DATA TO USE:
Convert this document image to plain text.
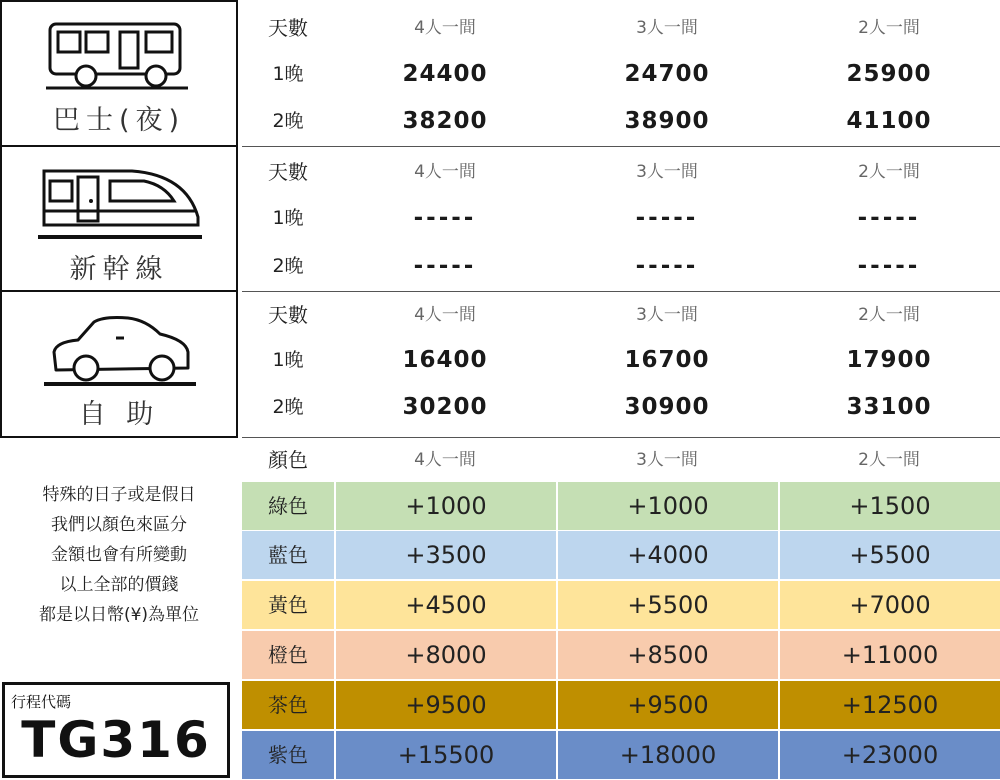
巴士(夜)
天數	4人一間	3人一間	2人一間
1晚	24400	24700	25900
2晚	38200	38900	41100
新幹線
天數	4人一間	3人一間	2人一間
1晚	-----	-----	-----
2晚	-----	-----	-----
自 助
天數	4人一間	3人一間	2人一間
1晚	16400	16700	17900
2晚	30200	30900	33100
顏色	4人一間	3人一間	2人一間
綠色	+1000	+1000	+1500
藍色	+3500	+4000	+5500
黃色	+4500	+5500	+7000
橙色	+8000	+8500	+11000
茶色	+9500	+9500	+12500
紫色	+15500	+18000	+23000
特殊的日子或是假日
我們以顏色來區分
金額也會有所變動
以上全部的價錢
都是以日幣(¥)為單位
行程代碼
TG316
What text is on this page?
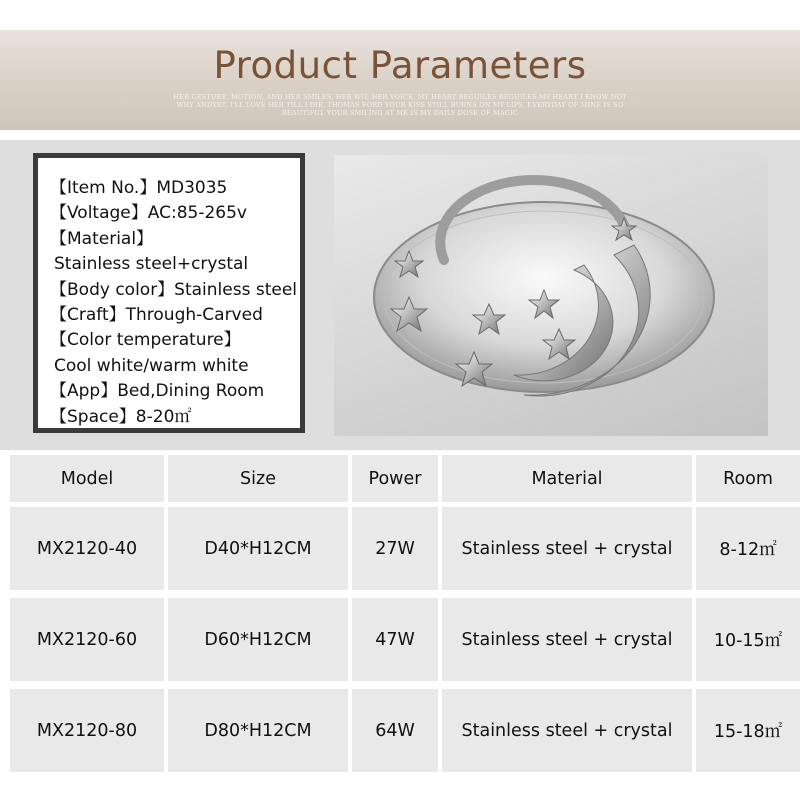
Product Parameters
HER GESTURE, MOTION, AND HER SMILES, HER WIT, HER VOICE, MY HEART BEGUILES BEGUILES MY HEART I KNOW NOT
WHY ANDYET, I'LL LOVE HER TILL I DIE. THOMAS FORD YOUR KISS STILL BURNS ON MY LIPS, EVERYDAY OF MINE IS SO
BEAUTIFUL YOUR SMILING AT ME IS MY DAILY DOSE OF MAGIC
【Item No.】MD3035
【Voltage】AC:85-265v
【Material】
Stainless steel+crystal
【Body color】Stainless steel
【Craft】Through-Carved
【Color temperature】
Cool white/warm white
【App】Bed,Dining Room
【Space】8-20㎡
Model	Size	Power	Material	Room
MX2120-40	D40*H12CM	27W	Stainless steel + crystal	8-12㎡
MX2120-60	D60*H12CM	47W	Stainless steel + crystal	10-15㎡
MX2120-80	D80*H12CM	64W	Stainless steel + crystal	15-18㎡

...

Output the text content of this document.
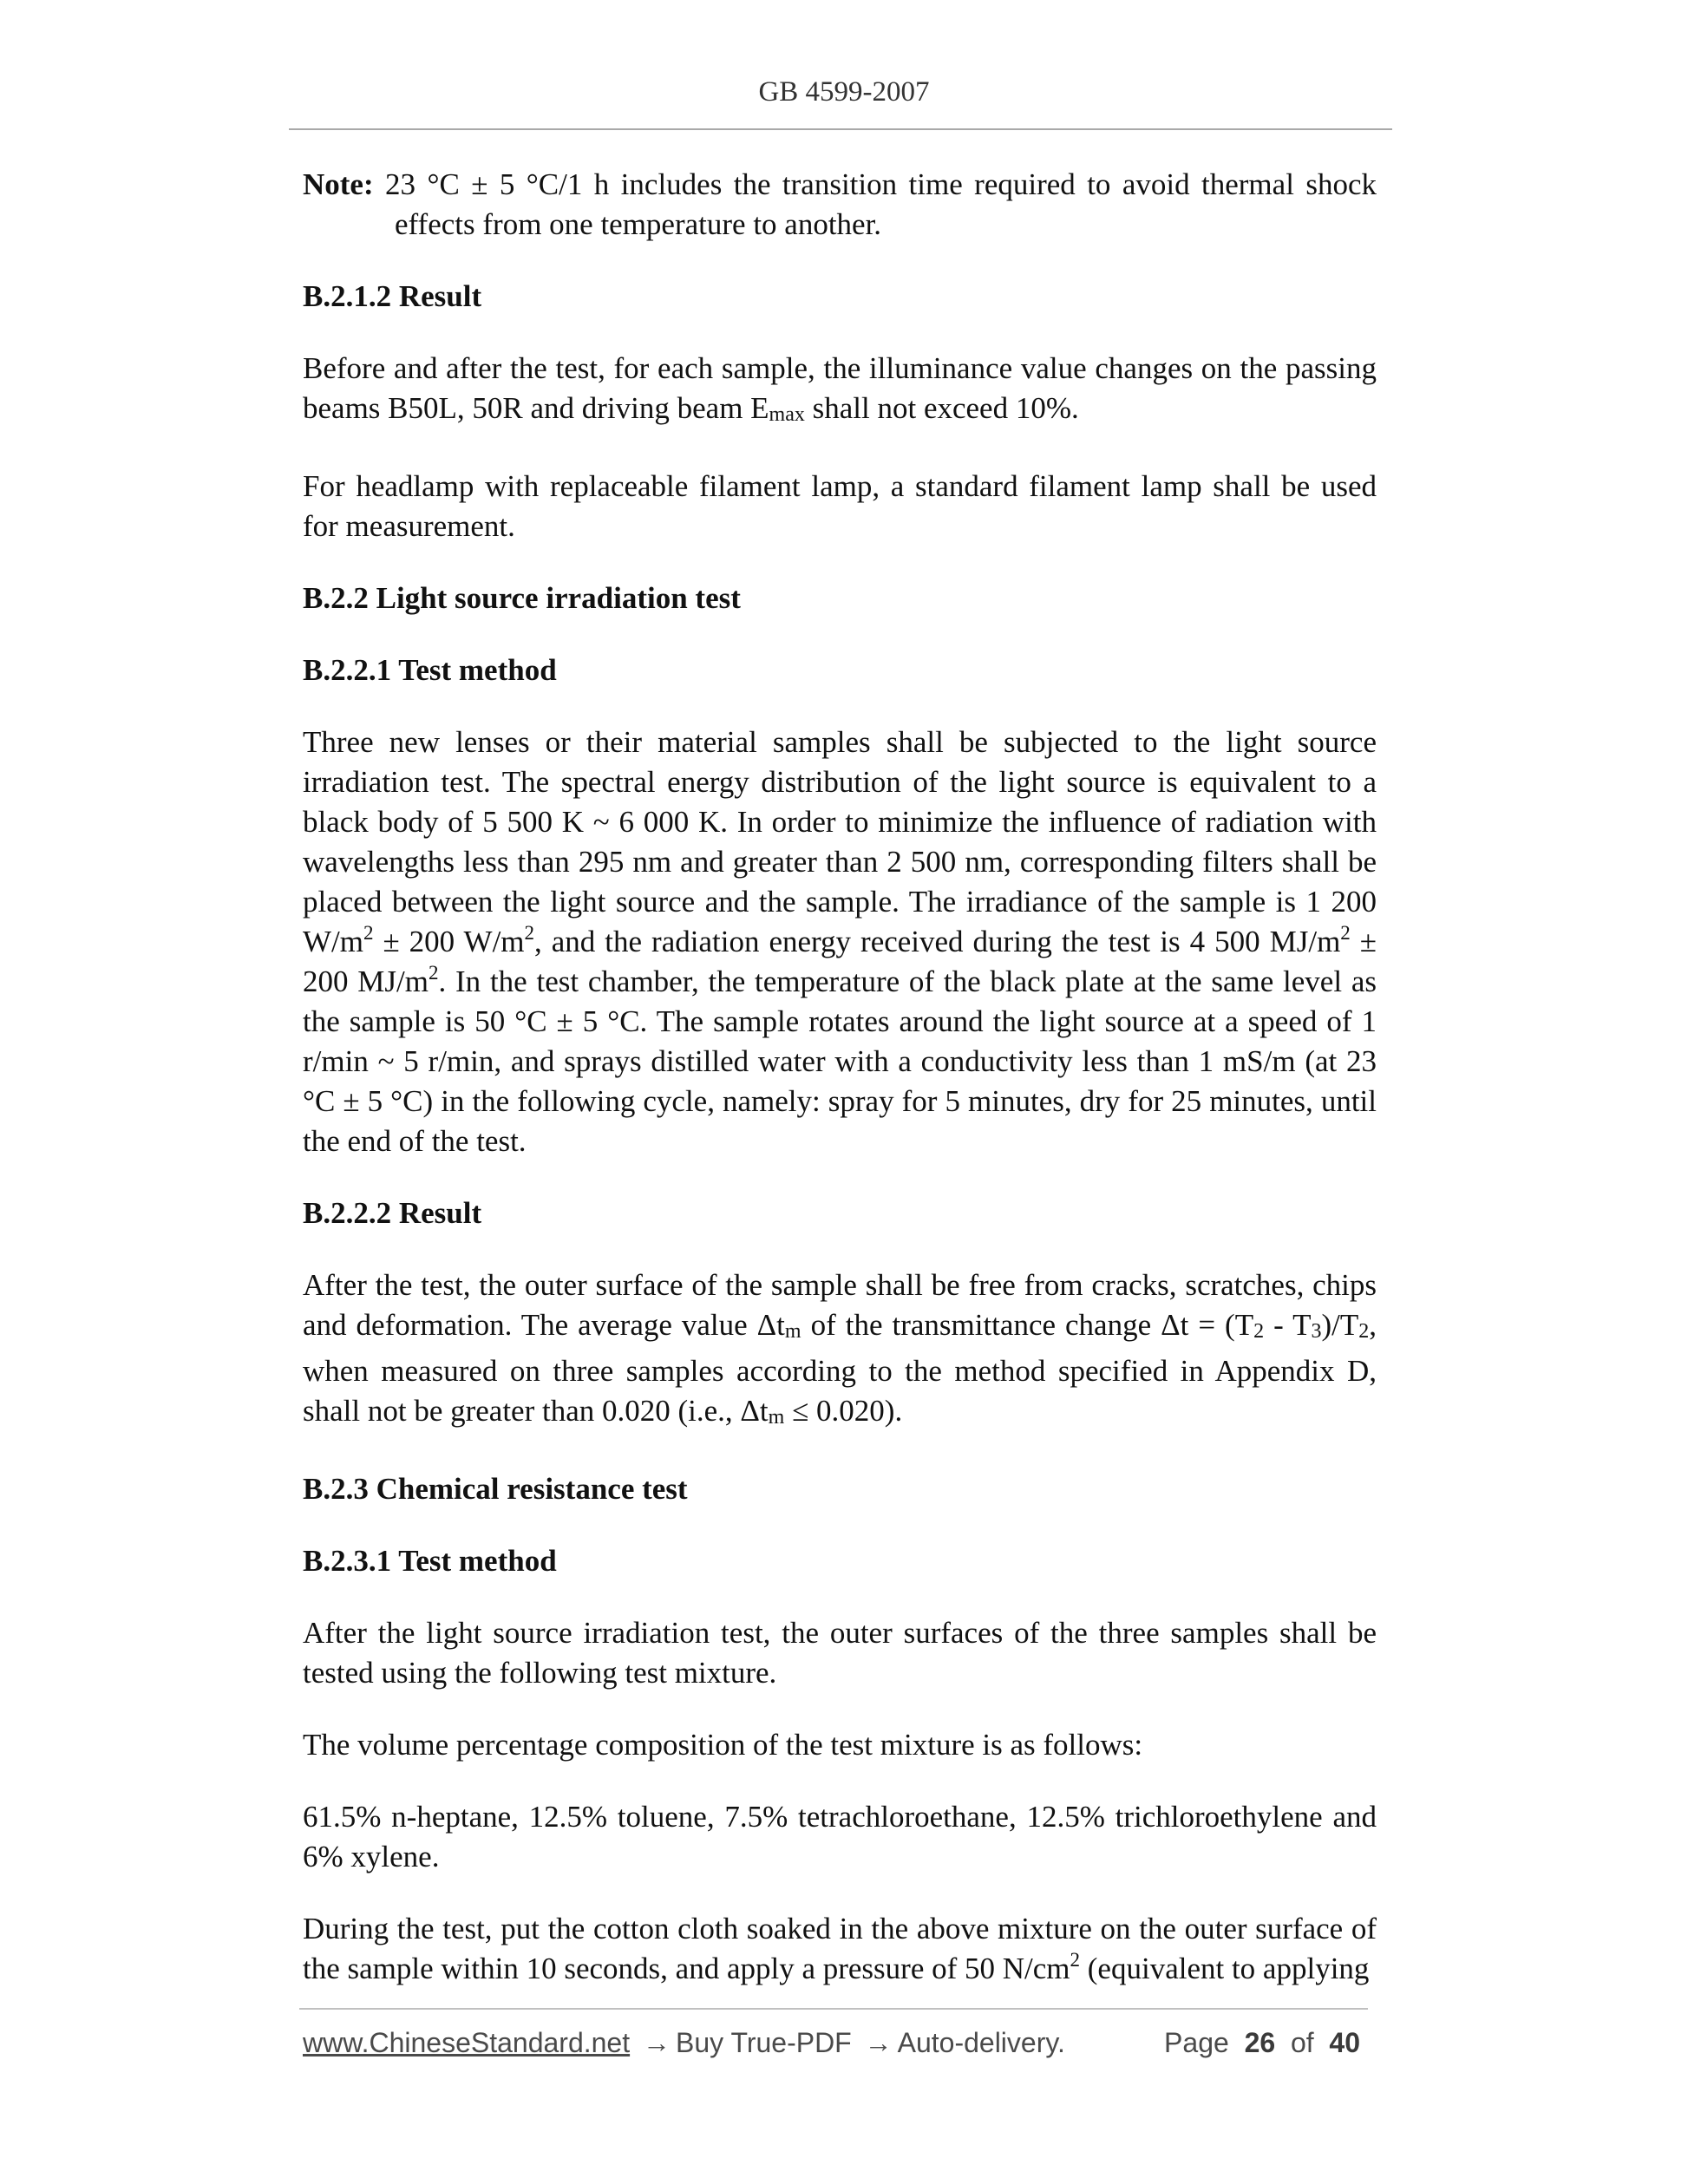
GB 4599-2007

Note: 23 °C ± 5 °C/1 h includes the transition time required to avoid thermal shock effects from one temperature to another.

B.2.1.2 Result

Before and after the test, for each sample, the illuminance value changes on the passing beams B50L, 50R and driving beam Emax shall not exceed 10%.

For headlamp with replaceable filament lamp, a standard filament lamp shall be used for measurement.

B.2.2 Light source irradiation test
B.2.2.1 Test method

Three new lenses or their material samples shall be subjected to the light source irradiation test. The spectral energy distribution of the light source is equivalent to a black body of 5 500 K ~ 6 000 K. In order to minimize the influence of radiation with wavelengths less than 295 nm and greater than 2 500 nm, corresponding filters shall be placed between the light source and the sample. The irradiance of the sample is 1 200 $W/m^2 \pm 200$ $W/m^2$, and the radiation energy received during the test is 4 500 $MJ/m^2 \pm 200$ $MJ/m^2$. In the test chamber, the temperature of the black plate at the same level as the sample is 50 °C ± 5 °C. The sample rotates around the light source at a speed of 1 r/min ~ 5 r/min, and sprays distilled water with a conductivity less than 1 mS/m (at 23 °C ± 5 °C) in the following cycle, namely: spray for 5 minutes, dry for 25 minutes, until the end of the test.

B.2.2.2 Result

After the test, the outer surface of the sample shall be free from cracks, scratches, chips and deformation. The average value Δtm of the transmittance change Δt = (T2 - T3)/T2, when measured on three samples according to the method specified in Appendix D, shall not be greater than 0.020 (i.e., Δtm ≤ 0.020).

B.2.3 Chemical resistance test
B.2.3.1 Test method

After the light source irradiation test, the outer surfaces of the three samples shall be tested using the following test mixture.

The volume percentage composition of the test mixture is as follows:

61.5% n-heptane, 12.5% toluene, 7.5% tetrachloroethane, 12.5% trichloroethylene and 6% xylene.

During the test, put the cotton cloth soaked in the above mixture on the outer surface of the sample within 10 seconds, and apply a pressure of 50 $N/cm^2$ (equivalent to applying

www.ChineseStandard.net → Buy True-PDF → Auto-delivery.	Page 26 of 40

...

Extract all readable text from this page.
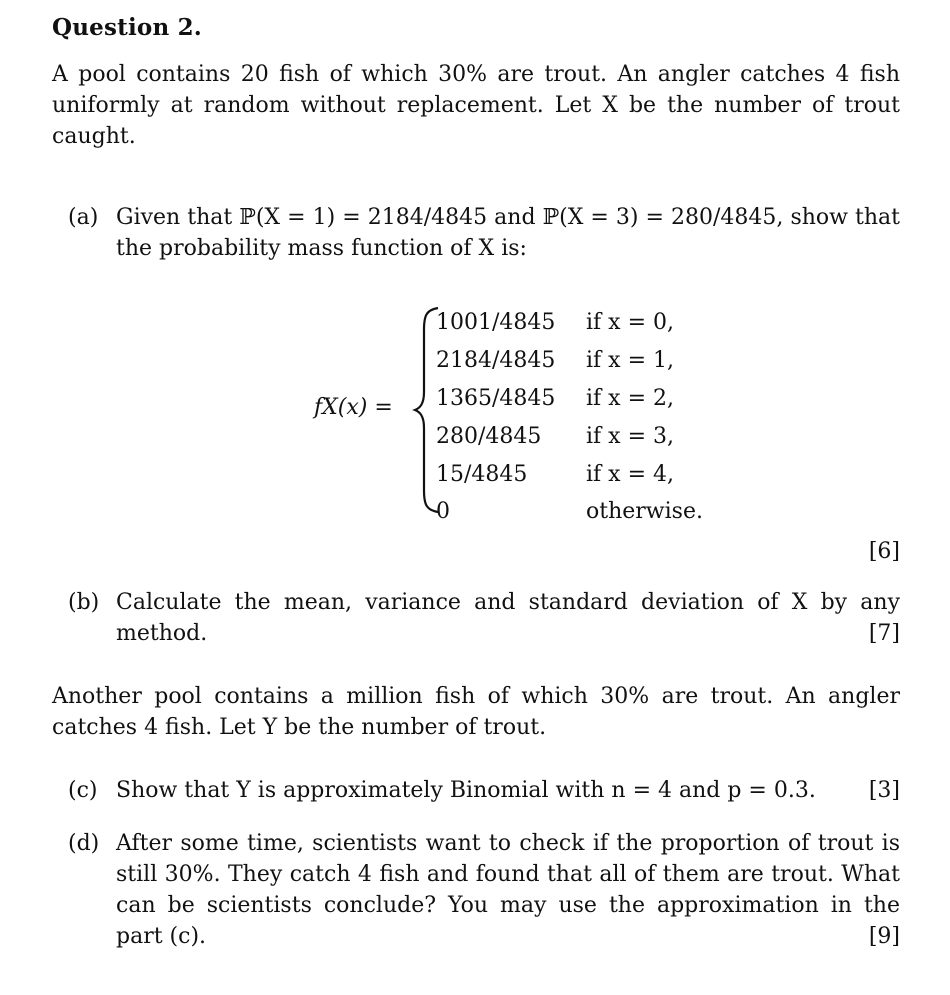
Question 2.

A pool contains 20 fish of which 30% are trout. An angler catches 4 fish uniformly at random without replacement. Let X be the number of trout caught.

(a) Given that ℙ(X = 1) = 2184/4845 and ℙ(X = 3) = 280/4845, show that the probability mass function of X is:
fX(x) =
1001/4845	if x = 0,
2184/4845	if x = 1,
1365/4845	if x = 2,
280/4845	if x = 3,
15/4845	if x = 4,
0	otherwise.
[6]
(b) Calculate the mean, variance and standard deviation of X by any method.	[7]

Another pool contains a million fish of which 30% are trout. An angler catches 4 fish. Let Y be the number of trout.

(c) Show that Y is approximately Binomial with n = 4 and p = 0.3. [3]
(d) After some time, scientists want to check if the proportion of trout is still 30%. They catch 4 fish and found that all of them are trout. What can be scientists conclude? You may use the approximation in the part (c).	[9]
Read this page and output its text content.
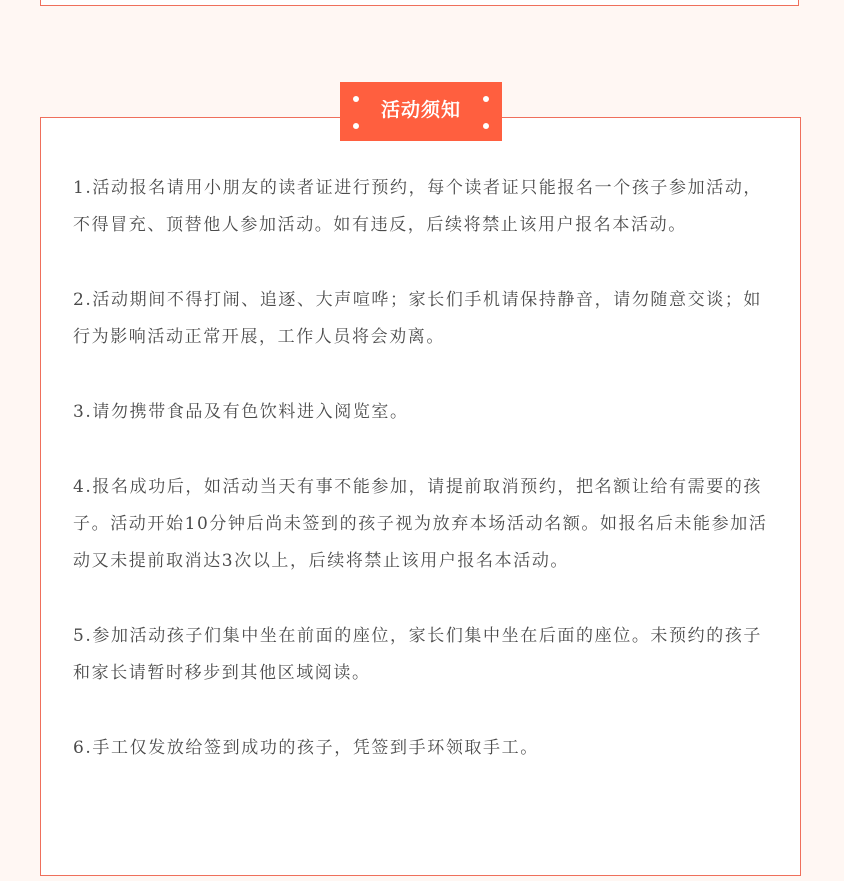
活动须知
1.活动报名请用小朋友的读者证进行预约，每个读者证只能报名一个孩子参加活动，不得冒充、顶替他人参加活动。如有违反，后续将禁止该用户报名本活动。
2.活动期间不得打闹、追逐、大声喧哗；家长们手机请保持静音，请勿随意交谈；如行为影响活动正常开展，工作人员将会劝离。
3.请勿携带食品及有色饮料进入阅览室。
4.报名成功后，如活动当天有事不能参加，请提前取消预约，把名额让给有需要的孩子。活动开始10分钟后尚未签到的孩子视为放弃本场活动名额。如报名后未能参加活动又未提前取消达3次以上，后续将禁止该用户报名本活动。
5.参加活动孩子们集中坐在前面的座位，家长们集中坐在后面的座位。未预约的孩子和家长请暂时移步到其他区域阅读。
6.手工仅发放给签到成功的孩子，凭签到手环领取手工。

YOUR OBJECTIVE:
Collect the complete line wherever the string "后续将禁止该用户报名本活动" appears in the records.

RESPONSE:
1.活动报名请用小朋友的读者证进行预约，每个读者证只能报名一个孩子参加活动，不得冒充、顶替他人参加活动。如有违反，后续将禁止该用户报名本活动。
4.报名成功后，如活动当天有事不能参加，请提前取消预约，把名额让给有需要的孩子。活动开始10分钟后尚未签到的孩子视为放弃本场活动名额。如报名后未能参加活动又未提前取消达3次以上，后续将禁止该用户报名本活动。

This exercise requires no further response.